> _Data supplied_:
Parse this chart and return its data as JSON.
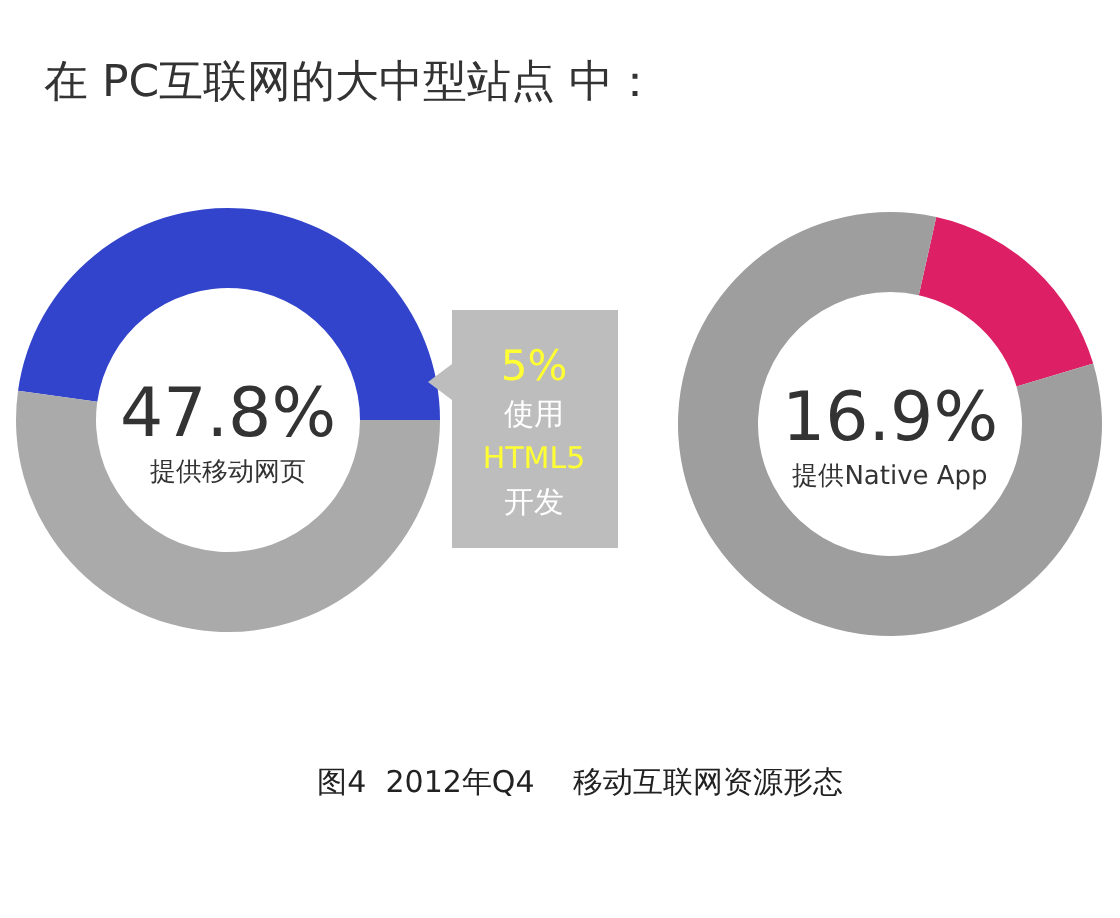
{
  "chart_data": [
    {
      "type": "donut",
      "title": "在 PC互联网的大中型站点 中：",
      "categories": [
        "提供移动网页",
        null
      ],
      "values": [
        47.8,
        52.2
      ],
      "colors": [
        "#3344cc",
        "#aaaaaa"
      ],
      "value_labels": [
        "47.8%",
        null
      ],
      "annotations": [
        "5% 使用 HTML5 开发"
      ]
    },
    {
      "type": "donut",
      "categories": [
        "提供Native App",
        null
      ],
      "values": [
        16.9,
        83.1
      ],
      "colors": [
        "#dd1f66",
        "#9e9e9e"
      ],
      "value_labels": [
        "16.9%",
        null
      ],
      "annotations": [
        "图4  2012年Q4    移动互联网资源形态"
      ]
    }
  ]
}
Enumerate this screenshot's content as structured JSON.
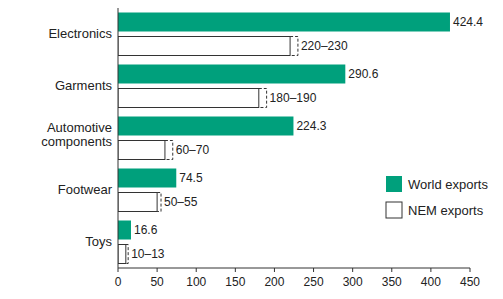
{
  "chart_data": {
    "type": "bar",
    "orientation": "horizontal",
    "categories": [
      "Electronics",
      "Garments",
      "Automotive components",
      "Footwear",
      "Toys"
    ],
    "series": [
      {
        "name": "World exports",
        "color": "#00a07c",
        "values": [
          424.4,
          290.6,
          224.3,
          74.5,
          16.6
        ]
      },
      {
        "name": "NEM exports",
        "color": "#ffffff",
        "values": [
          220,
          180,
          60,
          50,
          10
        ],
        "upper": [
          230,
          190,
          70,
          55,
          13
        ],
        "value_labels": [
          "220–230",
          "180–190",
          "60–70",
          "50–55",
          "10–13"
        ]
      }
    ],
    "xlim": [
      0,
      450
    ],
    "xticks": [
      0,
      50,
      100,
      150,
      200,
      250,
      300,
      350,
      400,
      450
    ],
    "grid": false,
    "legend": "right",
    "data_labels": true
  }
}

> _Work required_:
Look through the listing and extract every line with "JSON" in it.

> _Exercise result_:
Parse this chart and return its data as JSON.
Enumerate this screenshot's content as structured JSON.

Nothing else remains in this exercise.